EXERCISE INSTRUCTIONS: Your answer should consist of the lines in the following data that contain "aktörer".

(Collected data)
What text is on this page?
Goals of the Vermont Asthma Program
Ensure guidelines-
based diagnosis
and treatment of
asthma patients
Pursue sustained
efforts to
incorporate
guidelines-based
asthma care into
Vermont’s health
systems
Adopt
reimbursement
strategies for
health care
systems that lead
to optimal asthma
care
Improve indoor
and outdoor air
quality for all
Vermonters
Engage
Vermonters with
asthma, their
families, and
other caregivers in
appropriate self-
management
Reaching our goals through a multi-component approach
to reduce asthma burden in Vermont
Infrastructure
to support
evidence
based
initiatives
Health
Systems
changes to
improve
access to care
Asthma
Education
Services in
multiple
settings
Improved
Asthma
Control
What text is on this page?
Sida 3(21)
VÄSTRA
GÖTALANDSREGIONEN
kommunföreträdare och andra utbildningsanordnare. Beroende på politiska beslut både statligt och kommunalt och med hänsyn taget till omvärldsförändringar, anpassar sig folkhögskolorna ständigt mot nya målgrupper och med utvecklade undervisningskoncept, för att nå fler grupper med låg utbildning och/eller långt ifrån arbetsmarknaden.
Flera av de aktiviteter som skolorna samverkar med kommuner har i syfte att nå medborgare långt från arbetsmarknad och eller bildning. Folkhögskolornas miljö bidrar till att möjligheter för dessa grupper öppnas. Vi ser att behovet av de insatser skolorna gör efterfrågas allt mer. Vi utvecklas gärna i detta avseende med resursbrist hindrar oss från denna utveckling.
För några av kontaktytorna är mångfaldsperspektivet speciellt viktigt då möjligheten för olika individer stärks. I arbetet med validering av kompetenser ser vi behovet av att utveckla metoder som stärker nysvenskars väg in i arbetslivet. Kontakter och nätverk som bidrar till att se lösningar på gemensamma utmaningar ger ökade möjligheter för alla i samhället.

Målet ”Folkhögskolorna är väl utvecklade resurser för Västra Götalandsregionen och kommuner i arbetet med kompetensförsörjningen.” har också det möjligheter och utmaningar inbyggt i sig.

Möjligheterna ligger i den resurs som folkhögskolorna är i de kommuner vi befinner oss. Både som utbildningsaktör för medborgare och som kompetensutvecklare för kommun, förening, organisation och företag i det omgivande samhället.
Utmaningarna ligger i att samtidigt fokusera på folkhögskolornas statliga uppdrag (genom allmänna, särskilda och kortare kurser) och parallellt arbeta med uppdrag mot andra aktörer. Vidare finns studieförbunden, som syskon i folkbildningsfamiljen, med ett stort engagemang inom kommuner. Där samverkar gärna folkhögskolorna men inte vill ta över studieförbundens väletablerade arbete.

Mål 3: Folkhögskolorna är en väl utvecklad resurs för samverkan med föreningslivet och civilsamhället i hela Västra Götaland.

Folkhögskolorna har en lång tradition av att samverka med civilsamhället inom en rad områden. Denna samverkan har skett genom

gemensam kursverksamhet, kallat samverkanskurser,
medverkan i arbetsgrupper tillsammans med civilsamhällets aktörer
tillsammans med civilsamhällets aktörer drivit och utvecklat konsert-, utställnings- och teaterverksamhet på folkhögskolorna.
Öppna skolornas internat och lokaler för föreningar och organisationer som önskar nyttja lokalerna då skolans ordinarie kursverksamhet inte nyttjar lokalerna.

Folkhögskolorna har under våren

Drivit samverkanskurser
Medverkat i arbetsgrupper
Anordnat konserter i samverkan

TASK OUTPUT:
Utmaningarna ligger i att samtidigt fokusera på folkhögskolornas statliga uppdrag (genom allmänna, särskilda och kortare kurser) och parallellt arbeta med uppdrag mot andra aktörer. Vidare finns studieförbunden, som syskon i folkbildningsfamiljen, med ett stort engagemang inom kommuner. Där samverkar gärna folkhögskolorna men inte vill ta över studieförbundens väletablerade arbete.
medverkan i arbetsgrupper tillsammans med civilsamhällets aktörer
tillsammans med civilsamhällets aktörer drivit och utvecklat konsert-, utställnings- och teaterverksamhet på folkhögskolorna.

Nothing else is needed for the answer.